* _DIRECTIVE_
Report how many lines contain "that". Give the number and nothing else.

===== EXTRACTED ENTRIES

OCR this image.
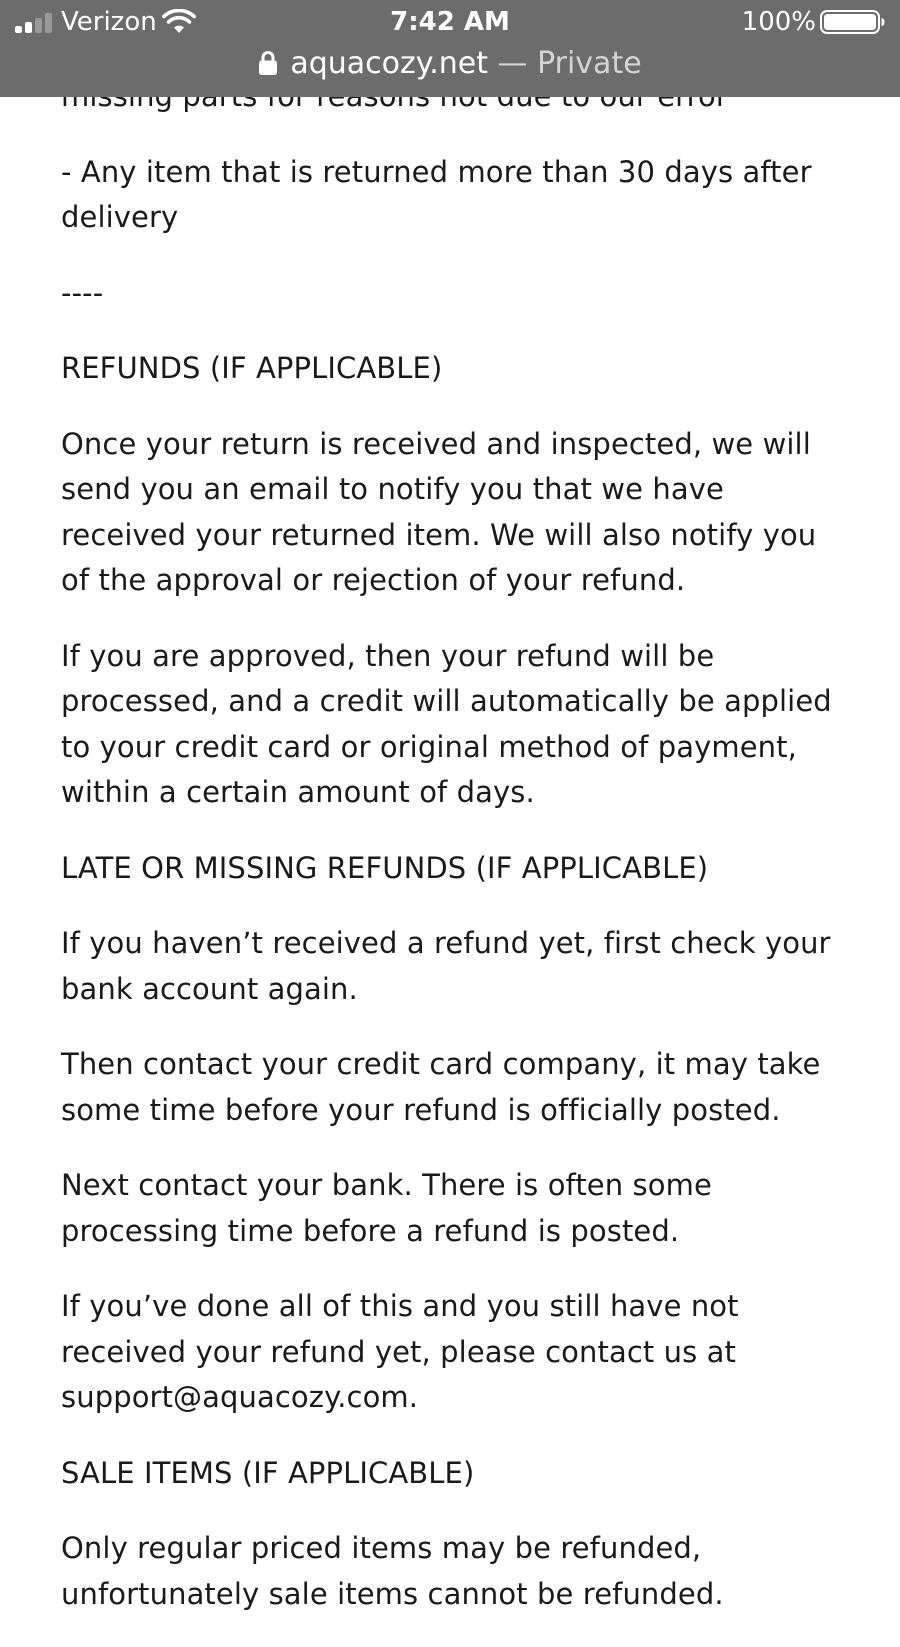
Verizon	7:42 AM	100%
aquacozy.net — Private

- Any item that is returned more than 30 days after delivery

----

REFUNDS (IF APPLICABLE)

Once your return is received and inspected, we will send you an email to notify you that we have received your returned item. We will also notify you of the approval or rejection of your refund.

If you are approved, then your refund will be processed, and a credit will automatically be applied to your credit card or original method of payment, within a certain amount of days.

LATE OR MISSING REFUNDS (IF APPLICABLE)

If you haven’t received a refund yet, first check your bank account again.

Then contact your credit card company, it may take some time before your refund is officially posted.

Next contact your bank. There is often some processing time before a refund is posted.

If you’ve done all of this and you still have not received your refund yet, please contact us at support@aquacozy.com.

SALE ITEMS (IF APPLICABLE)

Only regular priced items may be refunded, unfortunately sale items cannot be refunded.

==========

* _COMPLETE ANSWER_
2